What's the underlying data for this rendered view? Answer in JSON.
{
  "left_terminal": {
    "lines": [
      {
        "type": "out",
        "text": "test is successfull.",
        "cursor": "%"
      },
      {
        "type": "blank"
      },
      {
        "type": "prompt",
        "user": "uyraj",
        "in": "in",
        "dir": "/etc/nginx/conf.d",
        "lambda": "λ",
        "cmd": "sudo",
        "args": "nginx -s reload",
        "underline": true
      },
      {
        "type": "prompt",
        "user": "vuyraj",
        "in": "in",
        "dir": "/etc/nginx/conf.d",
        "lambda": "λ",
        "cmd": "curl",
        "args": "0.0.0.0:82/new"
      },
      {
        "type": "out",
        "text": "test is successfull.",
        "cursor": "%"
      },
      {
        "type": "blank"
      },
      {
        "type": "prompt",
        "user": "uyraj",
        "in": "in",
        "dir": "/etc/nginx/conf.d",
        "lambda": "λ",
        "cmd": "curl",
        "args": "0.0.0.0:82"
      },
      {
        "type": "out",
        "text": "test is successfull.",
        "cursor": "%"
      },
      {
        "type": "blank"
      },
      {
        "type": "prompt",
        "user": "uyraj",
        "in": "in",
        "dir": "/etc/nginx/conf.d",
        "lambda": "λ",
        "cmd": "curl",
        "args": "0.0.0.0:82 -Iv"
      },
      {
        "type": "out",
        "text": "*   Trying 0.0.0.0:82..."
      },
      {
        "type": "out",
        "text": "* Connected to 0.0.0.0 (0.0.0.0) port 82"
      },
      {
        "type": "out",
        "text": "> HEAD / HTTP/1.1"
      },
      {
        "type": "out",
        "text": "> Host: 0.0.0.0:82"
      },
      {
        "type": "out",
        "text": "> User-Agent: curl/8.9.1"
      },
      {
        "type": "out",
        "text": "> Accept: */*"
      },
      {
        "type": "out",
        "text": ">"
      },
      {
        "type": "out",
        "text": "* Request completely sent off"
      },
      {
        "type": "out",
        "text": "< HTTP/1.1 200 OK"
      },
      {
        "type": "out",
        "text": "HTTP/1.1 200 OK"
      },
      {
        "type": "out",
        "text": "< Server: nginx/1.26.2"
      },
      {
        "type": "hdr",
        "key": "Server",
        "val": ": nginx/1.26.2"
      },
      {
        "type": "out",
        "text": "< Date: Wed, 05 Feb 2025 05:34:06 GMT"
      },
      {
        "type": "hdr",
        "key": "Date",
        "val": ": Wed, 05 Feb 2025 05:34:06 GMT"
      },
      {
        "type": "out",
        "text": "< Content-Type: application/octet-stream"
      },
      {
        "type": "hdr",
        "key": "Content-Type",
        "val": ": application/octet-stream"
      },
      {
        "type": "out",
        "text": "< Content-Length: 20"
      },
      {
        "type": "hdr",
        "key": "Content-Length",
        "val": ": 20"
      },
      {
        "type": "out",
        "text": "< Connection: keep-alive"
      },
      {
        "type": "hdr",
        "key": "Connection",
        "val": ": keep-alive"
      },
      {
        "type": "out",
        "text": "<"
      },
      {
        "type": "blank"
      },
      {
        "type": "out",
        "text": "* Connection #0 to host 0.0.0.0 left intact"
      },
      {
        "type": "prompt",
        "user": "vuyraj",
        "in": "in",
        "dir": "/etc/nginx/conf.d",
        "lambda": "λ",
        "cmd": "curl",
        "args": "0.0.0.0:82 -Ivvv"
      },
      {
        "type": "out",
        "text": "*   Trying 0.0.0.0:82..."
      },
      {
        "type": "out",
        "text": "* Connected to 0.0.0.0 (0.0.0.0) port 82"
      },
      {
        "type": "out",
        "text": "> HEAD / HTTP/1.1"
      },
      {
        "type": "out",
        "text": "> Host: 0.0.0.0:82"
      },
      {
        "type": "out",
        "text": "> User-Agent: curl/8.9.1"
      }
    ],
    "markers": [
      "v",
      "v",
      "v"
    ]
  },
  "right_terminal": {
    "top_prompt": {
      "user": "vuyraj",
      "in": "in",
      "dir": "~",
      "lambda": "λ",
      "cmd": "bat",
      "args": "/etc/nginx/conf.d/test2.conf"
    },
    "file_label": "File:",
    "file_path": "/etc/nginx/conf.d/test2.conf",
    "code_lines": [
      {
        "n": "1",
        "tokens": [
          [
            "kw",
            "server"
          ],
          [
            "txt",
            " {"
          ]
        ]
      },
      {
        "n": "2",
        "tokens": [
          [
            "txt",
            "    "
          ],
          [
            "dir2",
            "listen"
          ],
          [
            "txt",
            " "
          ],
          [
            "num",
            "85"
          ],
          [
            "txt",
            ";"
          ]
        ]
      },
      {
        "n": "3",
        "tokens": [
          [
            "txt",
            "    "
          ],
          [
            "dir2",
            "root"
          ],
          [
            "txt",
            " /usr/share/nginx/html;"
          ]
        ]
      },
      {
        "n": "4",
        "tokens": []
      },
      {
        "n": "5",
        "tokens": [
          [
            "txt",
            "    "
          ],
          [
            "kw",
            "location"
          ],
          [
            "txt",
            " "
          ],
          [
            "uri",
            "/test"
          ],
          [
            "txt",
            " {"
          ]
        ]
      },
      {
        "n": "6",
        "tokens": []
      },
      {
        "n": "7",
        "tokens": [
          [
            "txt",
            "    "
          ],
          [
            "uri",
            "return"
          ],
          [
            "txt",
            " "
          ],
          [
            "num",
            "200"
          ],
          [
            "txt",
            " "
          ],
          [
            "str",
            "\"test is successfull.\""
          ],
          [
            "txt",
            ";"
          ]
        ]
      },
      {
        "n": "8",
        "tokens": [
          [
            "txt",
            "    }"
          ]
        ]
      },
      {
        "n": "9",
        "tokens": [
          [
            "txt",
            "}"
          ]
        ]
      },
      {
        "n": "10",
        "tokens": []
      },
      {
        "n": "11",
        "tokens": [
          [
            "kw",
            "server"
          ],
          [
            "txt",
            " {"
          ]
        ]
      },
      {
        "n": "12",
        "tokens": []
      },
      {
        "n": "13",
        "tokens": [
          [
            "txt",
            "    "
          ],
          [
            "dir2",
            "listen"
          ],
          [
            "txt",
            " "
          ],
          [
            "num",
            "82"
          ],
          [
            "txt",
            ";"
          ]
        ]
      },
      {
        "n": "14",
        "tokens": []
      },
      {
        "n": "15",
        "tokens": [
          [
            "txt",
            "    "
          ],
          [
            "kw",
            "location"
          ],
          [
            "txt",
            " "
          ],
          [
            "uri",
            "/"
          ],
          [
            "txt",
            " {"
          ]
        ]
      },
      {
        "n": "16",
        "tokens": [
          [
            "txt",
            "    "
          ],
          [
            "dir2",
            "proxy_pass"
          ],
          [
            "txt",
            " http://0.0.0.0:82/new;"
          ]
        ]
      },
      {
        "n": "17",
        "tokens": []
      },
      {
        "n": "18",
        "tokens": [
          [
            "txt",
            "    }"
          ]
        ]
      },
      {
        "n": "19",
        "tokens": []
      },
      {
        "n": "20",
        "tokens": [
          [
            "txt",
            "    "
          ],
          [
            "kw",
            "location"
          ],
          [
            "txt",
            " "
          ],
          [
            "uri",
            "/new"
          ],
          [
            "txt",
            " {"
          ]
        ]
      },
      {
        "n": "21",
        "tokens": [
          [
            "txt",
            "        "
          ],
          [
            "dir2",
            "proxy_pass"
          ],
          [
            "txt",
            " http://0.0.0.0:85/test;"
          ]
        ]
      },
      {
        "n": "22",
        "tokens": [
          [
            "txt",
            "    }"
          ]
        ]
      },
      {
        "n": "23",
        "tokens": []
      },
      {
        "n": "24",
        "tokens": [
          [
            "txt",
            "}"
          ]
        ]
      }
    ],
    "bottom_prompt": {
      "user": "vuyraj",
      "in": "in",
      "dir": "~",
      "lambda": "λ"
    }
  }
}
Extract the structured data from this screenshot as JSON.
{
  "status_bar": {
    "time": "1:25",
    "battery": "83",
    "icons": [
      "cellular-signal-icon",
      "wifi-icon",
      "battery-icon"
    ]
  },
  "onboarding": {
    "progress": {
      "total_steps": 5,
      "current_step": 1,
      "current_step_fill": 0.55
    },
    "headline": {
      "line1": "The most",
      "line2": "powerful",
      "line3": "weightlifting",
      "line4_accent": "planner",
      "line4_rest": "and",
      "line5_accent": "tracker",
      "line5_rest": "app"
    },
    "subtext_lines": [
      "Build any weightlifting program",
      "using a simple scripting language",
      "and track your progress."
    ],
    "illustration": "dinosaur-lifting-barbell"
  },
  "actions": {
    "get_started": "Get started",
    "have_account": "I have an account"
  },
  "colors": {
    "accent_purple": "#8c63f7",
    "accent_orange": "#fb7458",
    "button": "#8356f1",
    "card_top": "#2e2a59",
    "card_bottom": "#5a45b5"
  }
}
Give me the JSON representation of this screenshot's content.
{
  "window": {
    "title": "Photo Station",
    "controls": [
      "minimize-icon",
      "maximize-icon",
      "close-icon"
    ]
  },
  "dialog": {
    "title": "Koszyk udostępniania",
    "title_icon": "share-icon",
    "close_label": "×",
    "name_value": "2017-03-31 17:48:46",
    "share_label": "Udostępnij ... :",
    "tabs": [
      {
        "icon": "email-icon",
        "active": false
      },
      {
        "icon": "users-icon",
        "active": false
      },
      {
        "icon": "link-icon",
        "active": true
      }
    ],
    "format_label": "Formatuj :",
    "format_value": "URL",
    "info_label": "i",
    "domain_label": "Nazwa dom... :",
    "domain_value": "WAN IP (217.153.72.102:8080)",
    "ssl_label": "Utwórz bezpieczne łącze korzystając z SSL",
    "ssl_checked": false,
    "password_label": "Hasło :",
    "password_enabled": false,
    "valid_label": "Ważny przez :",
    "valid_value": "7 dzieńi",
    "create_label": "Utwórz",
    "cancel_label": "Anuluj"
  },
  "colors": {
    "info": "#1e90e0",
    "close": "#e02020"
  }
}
——
Written problem:
Return, word for word, each line from the line that contains "Give me the" to the end of the listing above; include both end lines and nothing else.

Answer in full:
Give me the JSON representation of this screenshot's content.
{
  "window": {
    "title": "Photo Station",
    "controls": [
      "minimize-icon",
      "maximize-icon",
      "close-icon"
    ]
  },
  "dialog": {
    "title": "Koszyk udostępniania",
    "title_icon": "share-icon",
    "close_label": "×",
    "name_value": "2017-03-31 17:48:46",
    "share_label": "Udostępnij ... :",
    "tabs": [
      {
        "icon": "email-icon",
        "active": false
      },
      {
        "icon": "users-icon",
        "active": false
      },
      {
        "icon": "link-icon",
        "active": true
      }
    ],
    "format_label": "Formatuj :",
    "format_value": "URL",
    "info_label": "i",
    "domain_label": "Nazwa dom... :",
    "domain_value": "WAN IP (217.153.72.102:8080)",
    "ssl_label": "Utwórz bezpieczne łącze korzystając z SSL",
    "ssl_checked": false,
    "password_label": "Hasło :",
    "password_enabled": false,
    "valid_label": "Ważny przez :",
    "valid_value": "7 dzieńi",
    "create_label": "Utwórz",
    "cancel_label": "Anuluj"
  },
  "colors": {
    "info": "#1e90e0",
    "close": "#e02020"
  }
}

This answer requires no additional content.